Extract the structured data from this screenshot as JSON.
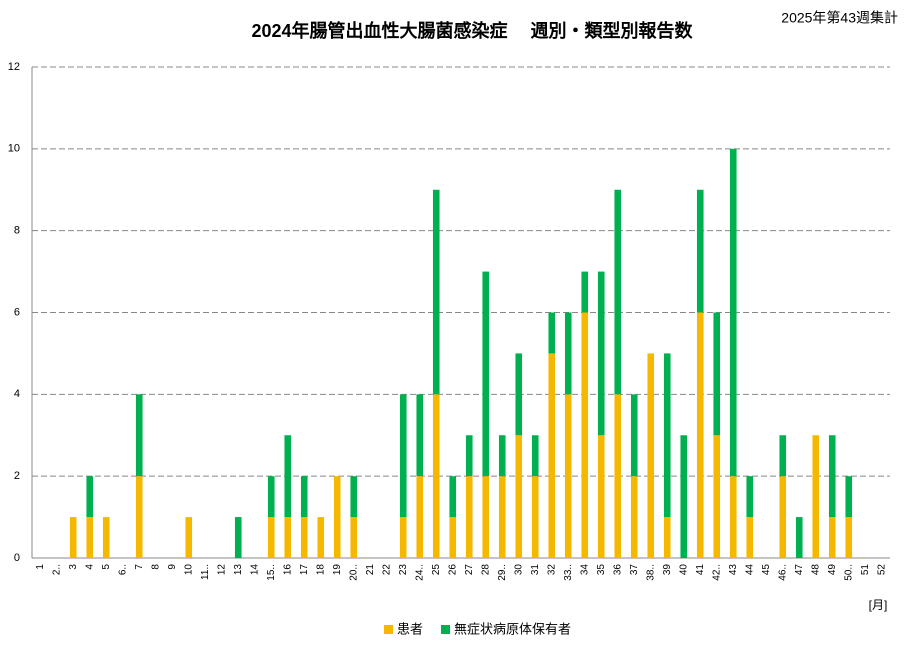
{
  "chart_data": {
    "type": "stacked-bar",
    "title": "2024年腸管出血性大腸菌感染症　 週別・類型別報告数",
    "subtitle": "2025年第43週集計",
    "x_label": "[月]",
    "categories": [
      "1",
      "2..",
      "3",
      "4",
      "5",
      "6..",
      "7",
      "8",
      "9",
      "10",
      "11..",
      "12",
      "13",
      "14",
      "15..",
      "16",
      "17",
      "18",
      "19",
      "20..",
      "21",
      "22",
      "23",
      "24..",
      "25",
      "26",
      "27",
      "28",
      "29..",
      "30",
      "31",
      "32",
      "33..",
      "34",
      "35",
      "36",
      "37",
      "38..",
      "39",
      "40",
      "41",
      "42..",
      "43",
      "44",
      "45",
      "46..",
      "47",
      "48",
      "49",
      "50..",
      "51",
      "52"
    ],
    "series": [
      {
        "name": "患者",
        "color": "#f5b800",
        "values": [
          0,
          0,
          1,
          1,
          1,
          0,
          2,
          0,
          0,
          1,
          0,
          0,
          0,
          0,
          1,
          1,
          1,
          1,
          2,
          1,
          0,
          0,
          1,
          2,
          4,
          1,
          2,
          2,
          2,
          3,
          2,
          5,
          4,
          6,
          3,
          4,
          2,
          5,
          1,
          0,
          6,
          3,
          2,
          1,
          0,
          2,
          0,
          3,
          1,
          1,
          0,
          0
        ]
      },
      {
        "name": "無症状病原体保有者",
        "color": "#00b050",
        "values": [
          0,
          0,
          0,
          1,
          0,
          0,
          2,
          0,
          0,
          0,
          0,
          0,
          1,
          0,
          1,
          2,
          1,
          0,
          0,
          1,
          0,
          0,
          3,
          2,
          5,
          1,
          1,
          5,
          1,
          2,
          1,
          1,
          2,
          1,
          4,
          5,
          2,
          0,
          4,
          3,
          3,
          3,
          8,
          1,
          0,
          1,
          1,
          0,
          2,
          1,
          0,
          0
        ]
      }
    ],
    "ylim": [
      0,
      12
    ],
    "yticks": [
      0,
      2,
      4,
      6,
      8,
      10,
      12
    ],
    "grid": true,
    "legend": "bottom"
  }
}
****************
Quote every record above exactly, omitting any pictures they contain.

Solution to the exercise:
Extract the structured data from this screenshot as JSON.
{
  "chart_data": {
    "type": "stacked-bar",
    "title": "2024年腸管出血性大腸菌感染症　 週別・類型別報告数",
    "subtitle": "2025年第43週集計",
    "x_label": "[月]",
    "categories": [
      "1",
      "2..",
      "3",
      "4",
      "5",
      "6..",
      "7",
      "8",
      "9",
      "10",
      "11..",
      "12",
      "13",
      "14",
      "15..",
      "16",
      "17",
      "18",
      "19",
      "20..",
      "21",
      "22",
      "23",
      "24..",
      "25",
      "26",
      "27",
      "28",
      "29..",
      "30",
      "31",
      "32",
      "33..",
      "34",
      "35",
      "36",
      "37",
      "38..",
      "39",
      "40",
      "41",
      "42..",
      "43",
      "44",
      "45",
      "46..",
      "47",
      "48",
      "49",
      "50..",
      "51",
      "52"
    ],
    "series": [
      {
        "name": "患者",
        "color": "#f5b800",
        "values": [
          0,
          0,
          1,
          1,
          1,
          0,
          2,
          0,
          0,
          1,
          0,
          0,
          0,
          0,
          1,
          1,
          1,
          1,
          2,
          1,
          0,
          0,
          1,
          2,
          4,
          1,
          2,
          2,
          2,
          3,
          2,
          5,
          4,
          6,
          3,
          4,
          2,
          5,
          1,
          0,
          6,
          3,
          2,
          1,
          0,
          2,
          0,
          3,
          1,
          1,
          0,
          0
        ]
      },
      {
        "name": "無症状病原体保有者",
        "color": "#00b050",
        "values": [
          0,
          0,
          0,
          1,
          0,
          0,
          2,
          0,
          0,
          0,
          0,
          0,
          1,
          0,
          1,
          2,
          1,
          0,
          0,
          1,
          0,
          0,
          3,
          2,
          5,
          1,
          1,
          5,
          1,
          2,
          1,
          1,
          2,
          1,
          4,
          5,
          2,
          0,
          4,
          3,
          3,
          3,
          8,
          1,
          0,
          1,
          1,
          0,
          2,
          1,
          0,
          0
        ]
      }
    ],
    "ylim": [
      0,
      12
    ],
    "yticks": [
      0,
      2,
      4,
      6,
      8,
      10,
      12
    ],
    "grid": true,
    "legend": "bottom"
  }
}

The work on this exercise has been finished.